- **Task**
Only the pictures are to be omitted; every entry beneath should otherwise be duplicated exactly.

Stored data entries
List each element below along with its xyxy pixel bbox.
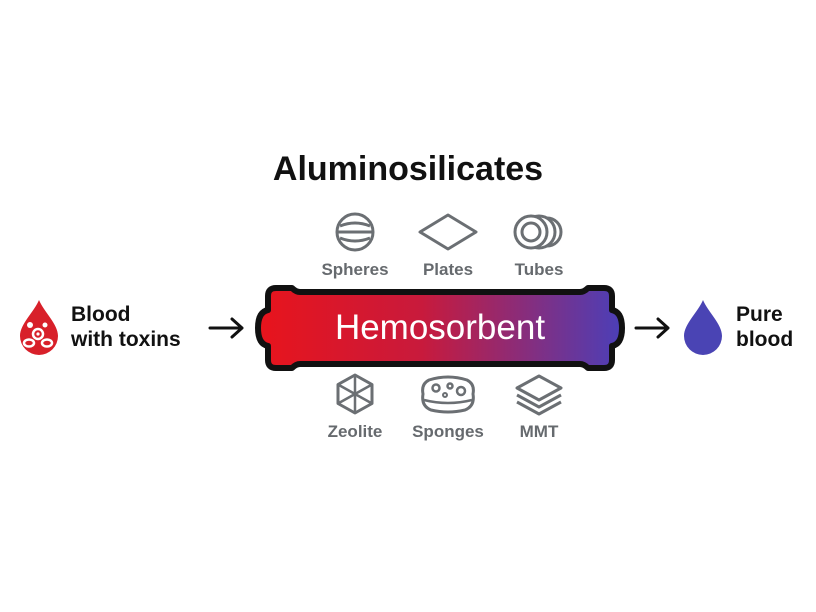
output-label: Pure blood — [736, 302, 793, 352]
mmt-icon — [515, 374, 563, 416]
zeolite-icon — [336, 373, 374, 415]
material-zeolite: Zeolite — [300, 372, 410, 442]
hemosorbent-cartridge — [252, 282, 628, 379]
material-label: Spheres — [321, 260, 389, 279]
input-label-line1: Blood — [71, 303, 131, 326]
arrow-right-icon — [634, 316, 672, 340]
material-label: Tubes — [514, 260, 564, 279]
material-label: Sponges — [412, 422, 484, 441]
plate-icon — [418, 213, 478, 251]
input-label-line2: with toxins — [71, 328, 181, 351]
material-sponges: Sponges — [393, 372, 503, 442]
material-tubes: Tubes — [484, 210, 594, 280]
output-label-line2: blood — [736, 328, 794, 351]
pure-blood-drop-icon — [682, 298, 724, 361]
input-label: Blood with toxins — [71, 302, 181, 352]
material-mmt: MMT — [484, 372, 594, 442]
diagram-title: Aluminosilicates — [272, 150, 544, 188]
material-label: MMT — [519, 422, 559, 441]
hemosorbent-label: Hemosorbent — [334, 308, 546, 347]
material-spheres: Spheres — [300, 210, 410, 280]
output-label-line1: Pure — [736, 303, 783, 326]
tubes-icon — [513, 214, 563, 250]
material-label: Zeolite — [327, 422, 383, 441]
sponge-icon — [421, 375, 475, 414]
arrow-right-icon — [208, 316, 246, 340]
material-label: Plates — [422, 260, 474, 279]
sphere-icon — [335, 212, 375, 252]
blood-drop-with-toxins-icon — [18, 298, 60, 361]
material-plates: Plates — [393, 210, 503, 280]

- **Completed task**
List each element below along with its xyxy pixel bbox.
output-label: Pure blood — [736, 302, 793, 352]
mmt-icon — [515, 374, 563, 416]
zeolite-icon — [336, 373, 374, 415]
material-zeolite: Zeolite — [300, 372, 410, 442]
hemosorbent-cartridge — [252, 282, 628, 379]
material-label: Spheres — [321, 260, 389, 279]
input-label-line1: Blood — [71, 303, 131, 326]
arrow-right-icon — [634, 316, 672, 340]
material-label: Tubes — [514, 260, 564, 279]
material-label: Sponges — [412, 422, 484, 441]
plate-icon — [418, 213, 478, 251]
input-label-line2: with toxins — [71, 328, 181, 351]
material-sponges: Sponges — [393, 372, 503, 442]
material-tubes: Tubes — [484, 210, 594, 280]
output-label-line2: blood — [736, 328, 794, 351]
pure-blood-drop-icon — [682, 298, 724, 361]
input-label: Blood with toxins — [71, 302, 181, 352]
material-mmt: MMT — [484, 372, 594, 442]
diagram-title: Aluminosilicates — [272, 150, 544, 188]
material-label: MMT — [519, 422, 559, 441]
hemosorbent-label: Hemosorbent — [334, 308, 546, 347]
material-spheres: Spheres — [300, 210, 410, 280]
output-label-line1: Pure — [736, 303, 783, 326]
tubes-icon — [513, 214, 563, 250]
material-label: Zeolite — [327, 422, 383, 441]
sponge-icon — [421, 375, 475, 414]
arrow-right-icon — [208, 316, 246, 340]
material-label: Plates — [422, 260, 474, 279]
sphere-icon — [335, 212, 375, 252]
blood-drop-with-toxins-icon — [18, 298, 60, 361]
material-plates: Plates — [393, 210, 503, 280]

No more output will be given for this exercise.